## What you will do
Reply with only the number of lines that contain the string "text".
--
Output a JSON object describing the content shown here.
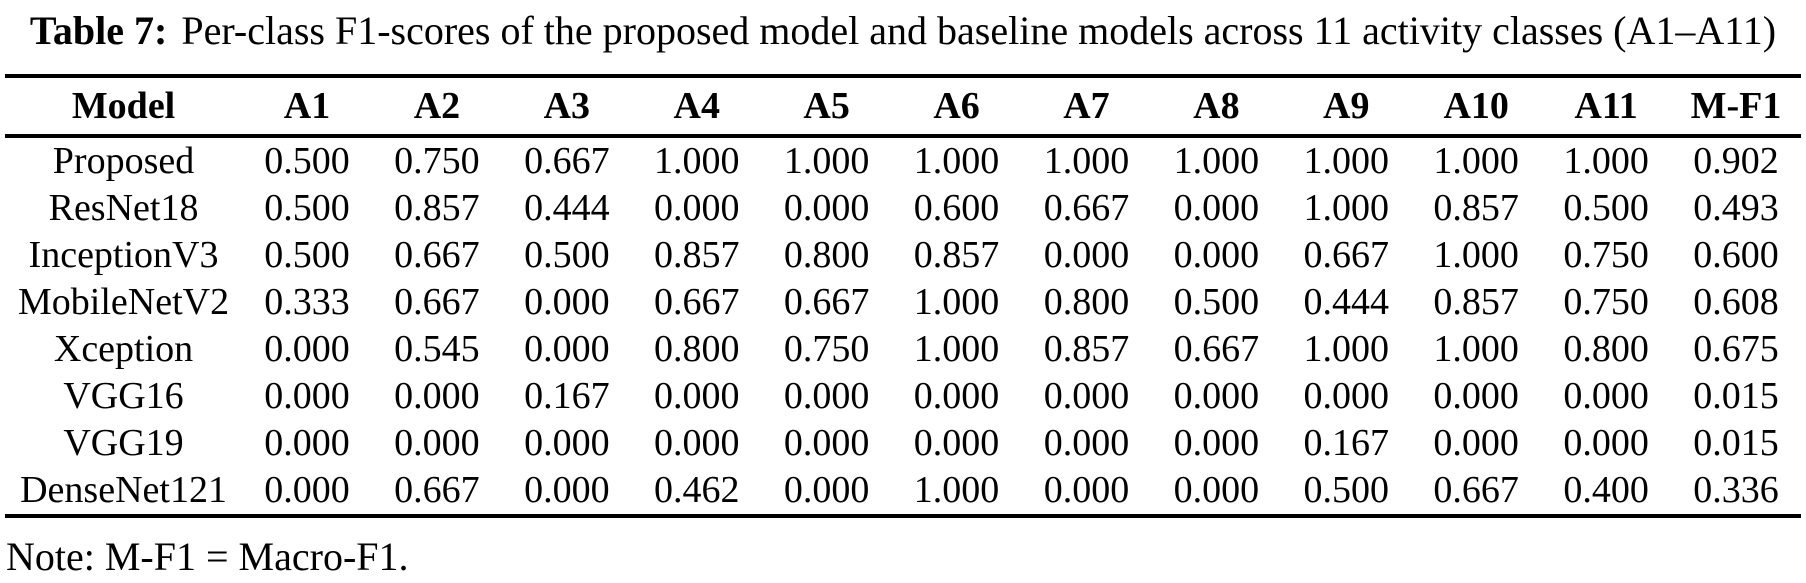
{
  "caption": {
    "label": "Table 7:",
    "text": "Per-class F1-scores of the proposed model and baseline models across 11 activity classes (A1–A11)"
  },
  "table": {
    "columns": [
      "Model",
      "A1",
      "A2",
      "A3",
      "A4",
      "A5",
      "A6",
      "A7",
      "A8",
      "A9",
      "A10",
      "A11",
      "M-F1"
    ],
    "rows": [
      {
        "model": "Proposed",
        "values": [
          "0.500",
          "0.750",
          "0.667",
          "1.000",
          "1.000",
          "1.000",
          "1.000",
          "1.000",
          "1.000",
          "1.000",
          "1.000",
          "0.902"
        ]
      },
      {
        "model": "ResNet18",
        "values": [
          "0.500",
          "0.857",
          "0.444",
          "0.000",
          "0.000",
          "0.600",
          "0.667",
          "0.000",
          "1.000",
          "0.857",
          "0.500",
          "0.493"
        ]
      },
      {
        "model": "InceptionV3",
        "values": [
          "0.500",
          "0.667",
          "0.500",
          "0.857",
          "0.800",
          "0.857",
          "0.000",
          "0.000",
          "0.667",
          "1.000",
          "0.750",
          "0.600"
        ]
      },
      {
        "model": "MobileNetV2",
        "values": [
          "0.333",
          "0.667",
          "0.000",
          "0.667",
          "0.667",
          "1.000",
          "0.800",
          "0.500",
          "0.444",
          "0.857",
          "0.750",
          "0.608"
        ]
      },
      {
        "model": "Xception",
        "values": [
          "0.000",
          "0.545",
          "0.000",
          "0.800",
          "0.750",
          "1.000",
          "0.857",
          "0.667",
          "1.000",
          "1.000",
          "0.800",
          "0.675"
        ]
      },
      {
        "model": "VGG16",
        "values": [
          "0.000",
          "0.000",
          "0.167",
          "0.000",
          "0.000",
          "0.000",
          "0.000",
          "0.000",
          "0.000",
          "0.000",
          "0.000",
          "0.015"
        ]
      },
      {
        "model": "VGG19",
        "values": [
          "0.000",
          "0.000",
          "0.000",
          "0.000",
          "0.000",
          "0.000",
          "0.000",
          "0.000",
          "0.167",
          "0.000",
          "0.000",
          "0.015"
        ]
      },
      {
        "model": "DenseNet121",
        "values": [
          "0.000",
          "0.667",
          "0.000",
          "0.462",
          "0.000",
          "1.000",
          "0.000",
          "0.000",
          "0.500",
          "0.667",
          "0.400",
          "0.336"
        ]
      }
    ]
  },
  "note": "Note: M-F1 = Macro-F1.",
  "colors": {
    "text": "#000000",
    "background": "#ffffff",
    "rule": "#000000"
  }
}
--
## The solution
2